Texte d'étude
□ □ □ □ □
C’est simple, non ? Bon, ça doit paraître au moins aussi compliqué que ce qui se joue à répétition dans ma tête à longueur de journée, au travail, à la maison, partout. Il y a bien des solutions à cette équation, beaucoup. Mais la résoudre coûte du temps, de l’énergie, pire, de l’identité, car à chercher « X » et « Y » je me perds toujours un peu plus dans l’infinité d’un plan cartésien où, ironiquement, même ces deux « inconnus » finissent déçus par mes solutions qui paraissent satisfaisantes dans une dimension mais pas dans les autres. 

C’est sûrement ce qui me fait avoir un minimum d’empathie pour le gouvernement. Les librairies ou les bars, les personnes âgées seules en EHPAD ou les jeunes avides de fête dans leur 9m², confiner ou ne pas confiner ? Telle est la question. Cela n’excuse en rien les graves manquements en termes de communication, de gestion, et surtout d’humanité dont ont pu faire preuve nos dirigeants depuis plus d’un an déjà. Je compatie juste en voyant d’autres échouer, au vu et au su de tous, dans un numéro de contorsionniste auquel je suis moi-même rompu mais pas beaucoup plus triomphant, loin de là.
□ □ □ □ □
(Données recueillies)
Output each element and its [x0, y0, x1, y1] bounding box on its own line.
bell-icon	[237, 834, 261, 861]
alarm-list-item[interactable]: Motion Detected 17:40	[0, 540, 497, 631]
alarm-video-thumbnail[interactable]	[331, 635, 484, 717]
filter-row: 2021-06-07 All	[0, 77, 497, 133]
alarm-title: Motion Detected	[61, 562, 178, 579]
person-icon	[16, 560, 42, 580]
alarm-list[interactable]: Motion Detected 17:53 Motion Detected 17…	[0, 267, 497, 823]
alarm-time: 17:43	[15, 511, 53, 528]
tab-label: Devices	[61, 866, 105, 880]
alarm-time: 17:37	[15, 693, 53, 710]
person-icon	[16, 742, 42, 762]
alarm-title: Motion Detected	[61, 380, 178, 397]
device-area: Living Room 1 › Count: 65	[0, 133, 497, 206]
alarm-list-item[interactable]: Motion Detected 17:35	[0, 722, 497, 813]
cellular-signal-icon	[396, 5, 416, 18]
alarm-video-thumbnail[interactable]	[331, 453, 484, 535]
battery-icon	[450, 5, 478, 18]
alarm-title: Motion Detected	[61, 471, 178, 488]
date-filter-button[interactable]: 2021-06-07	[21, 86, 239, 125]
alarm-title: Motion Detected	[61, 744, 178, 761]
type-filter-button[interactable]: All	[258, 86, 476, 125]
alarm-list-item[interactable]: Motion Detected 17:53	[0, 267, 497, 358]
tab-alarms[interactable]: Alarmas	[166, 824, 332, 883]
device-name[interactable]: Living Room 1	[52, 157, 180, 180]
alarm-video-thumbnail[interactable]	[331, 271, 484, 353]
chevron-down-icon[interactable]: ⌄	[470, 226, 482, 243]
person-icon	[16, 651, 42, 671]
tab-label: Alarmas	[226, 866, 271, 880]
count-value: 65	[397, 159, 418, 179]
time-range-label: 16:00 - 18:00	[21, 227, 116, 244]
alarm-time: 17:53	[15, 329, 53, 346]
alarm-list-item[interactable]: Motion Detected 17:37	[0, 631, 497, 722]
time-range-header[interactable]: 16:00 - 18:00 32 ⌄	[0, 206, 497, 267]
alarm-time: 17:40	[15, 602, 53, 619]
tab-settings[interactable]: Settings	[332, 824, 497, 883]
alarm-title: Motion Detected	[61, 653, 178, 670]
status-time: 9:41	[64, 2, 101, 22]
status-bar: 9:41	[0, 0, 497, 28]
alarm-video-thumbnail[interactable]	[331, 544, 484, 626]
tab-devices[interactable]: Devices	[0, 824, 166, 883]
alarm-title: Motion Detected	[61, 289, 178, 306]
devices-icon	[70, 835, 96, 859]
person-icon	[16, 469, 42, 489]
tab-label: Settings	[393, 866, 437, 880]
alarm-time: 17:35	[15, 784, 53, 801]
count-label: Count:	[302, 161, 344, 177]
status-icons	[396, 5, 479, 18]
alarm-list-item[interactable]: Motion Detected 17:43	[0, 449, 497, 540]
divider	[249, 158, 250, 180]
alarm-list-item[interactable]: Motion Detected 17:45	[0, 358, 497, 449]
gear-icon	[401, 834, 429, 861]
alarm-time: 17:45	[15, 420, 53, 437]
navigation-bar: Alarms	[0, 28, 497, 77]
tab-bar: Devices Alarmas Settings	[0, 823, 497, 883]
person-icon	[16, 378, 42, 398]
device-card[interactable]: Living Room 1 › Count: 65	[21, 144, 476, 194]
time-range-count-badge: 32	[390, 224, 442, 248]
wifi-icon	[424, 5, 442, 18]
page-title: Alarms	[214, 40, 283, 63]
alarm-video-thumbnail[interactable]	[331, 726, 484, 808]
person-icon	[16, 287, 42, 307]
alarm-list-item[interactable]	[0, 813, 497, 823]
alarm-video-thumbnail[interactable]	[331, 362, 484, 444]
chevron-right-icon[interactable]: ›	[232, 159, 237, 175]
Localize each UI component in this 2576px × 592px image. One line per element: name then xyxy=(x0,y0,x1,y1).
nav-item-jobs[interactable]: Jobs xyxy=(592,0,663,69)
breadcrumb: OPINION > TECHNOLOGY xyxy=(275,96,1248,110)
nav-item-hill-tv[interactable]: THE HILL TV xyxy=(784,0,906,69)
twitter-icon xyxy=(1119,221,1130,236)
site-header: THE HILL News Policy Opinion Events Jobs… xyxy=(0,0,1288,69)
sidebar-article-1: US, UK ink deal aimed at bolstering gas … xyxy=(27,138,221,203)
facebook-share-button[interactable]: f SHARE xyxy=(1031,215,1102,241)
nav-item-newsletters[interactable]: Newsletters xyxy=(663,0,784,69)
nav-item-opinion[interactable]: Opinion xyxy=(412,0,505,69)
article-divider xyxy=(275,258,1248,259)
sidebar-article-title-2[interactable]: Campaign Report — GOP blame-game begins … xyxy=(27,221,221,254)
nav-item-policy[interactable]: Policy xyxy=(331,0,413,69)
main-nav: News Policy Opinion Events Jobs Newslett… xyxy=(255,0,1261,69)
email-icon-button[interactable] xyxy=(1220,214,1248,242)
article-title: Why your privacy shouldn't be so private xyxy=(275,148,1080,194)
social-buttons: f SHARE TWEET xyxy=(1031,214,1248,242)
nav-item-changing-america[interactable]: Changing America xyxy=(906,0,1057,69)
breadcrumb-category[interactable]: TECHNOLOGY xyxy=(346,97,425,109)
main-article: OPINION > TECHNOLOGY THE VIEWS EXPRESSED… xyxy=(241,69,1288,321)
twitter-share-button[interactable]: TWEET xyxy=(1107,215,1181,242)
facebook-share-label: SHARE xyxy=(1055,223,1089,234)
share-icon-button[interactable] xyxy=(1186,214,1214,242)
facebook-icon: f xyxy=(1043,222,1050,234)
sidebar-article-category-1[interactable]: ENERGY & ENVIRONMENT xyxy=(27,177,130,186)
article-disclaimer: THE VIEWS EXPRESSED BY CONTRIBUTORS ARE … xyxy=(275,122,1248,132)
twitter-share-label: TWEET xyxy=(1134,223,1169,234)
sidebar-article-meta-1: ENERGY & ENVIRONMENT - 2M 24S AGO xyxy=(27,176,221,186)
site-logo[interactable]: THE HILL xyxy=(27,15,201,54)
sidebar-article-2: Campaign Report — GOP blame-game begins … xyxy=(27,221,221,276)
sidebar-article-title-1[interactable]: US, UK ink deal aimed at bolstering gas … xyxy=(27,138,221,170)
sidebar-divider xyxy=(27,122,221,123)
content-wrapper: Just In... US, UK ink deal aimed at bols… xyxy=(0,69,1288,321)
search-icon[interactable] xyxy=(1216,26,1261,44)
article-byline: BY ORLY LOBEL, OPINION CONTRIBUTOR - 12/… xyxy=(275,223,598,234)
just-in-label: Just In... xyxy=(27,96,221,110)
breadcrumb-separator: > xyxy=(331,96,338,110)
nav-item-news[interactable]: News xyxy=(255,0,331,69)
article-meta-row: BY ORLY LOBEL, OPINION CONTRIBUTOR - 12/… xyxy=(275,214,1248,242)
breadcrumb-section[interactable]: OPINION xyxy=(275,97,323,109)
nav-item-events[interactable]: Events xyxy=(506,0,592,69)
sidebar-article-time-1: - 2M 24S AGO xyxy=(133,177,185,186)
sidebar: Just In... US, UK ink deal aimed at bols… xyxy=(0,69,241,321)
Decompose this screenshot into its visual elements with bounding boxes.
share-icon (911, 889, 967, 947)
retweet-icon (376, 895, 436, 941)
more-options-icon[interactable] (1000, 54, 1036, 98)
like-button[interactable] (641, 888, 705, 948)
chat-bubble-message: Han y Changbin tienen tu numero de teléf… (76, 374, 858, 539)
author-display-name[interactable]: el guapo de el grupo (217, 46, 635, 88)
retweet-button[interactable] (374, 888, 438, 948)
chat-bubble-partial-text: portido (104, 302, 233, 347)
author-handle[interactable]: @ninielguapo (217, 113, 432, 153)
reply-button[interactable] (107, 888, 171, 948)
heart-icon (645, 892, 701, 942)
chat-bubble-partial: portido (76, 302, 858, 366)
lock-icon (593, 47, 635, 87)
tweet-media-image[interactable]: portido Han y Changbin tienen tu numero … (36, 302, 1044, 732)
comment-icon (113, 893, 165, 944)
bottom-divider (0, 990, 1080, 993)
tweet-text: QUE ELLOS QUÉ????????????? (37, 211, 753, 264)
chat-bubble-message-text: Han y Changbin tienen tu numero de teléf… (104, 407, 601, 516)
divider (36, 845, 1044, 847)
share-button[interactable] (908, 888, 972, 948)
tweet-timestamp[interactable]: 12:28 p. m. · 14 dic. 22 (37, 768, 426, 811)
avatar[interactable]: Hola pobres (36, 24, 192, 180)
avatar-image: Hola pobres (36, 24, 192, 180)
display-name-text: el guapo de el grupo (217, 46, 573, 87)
□ □ □ □ □
Consigne
Recopiez le texte d'étude en entier, sans y changer un seul mot.

Corrigé
C’est simple, non ? Bon, ça doit paraître au moins aussi compliqué que ce qui se joue à répétition dans ma tête à longueur de journée, au travail, à la maison, partout. Il y a bien des solutions à cette équation, beaucoup. Mais la résoudre coûte du temps, de l’énergie, pire, de l’identité, car à chercher « X » et « Y » je me perds toujours un peu plus dans l’infinité d’un plan cartésien où, ironiquement, même ces deux « inconnus » finissent déçus par mes solutions qui paraissent satisfaisantes dans une dimension mais pas dans les autres. 

C’est sûrement ce qui me fait avoir un minimum d’empathie pour le gouvernement. Les librairies ou les bars, les personnes âgées seules en EHPAD ou les jeunes avides de fête dans leur 9m², confiner ou ne pas confiner ? Telle est la question. Cela n’excuse en rien les graves manquements en termes de communication, de gestion, et surtout d’humanité dont ont pu faire preuve nos dirigeants depuis plus d’un an déjà. Je compatie juste en voyant d’autres échouer, au vu et au su de tous, dans un numéro de contorsionniste auquel je suis moi-même rompu mais pas beaucoup plus triomphant, loin de là.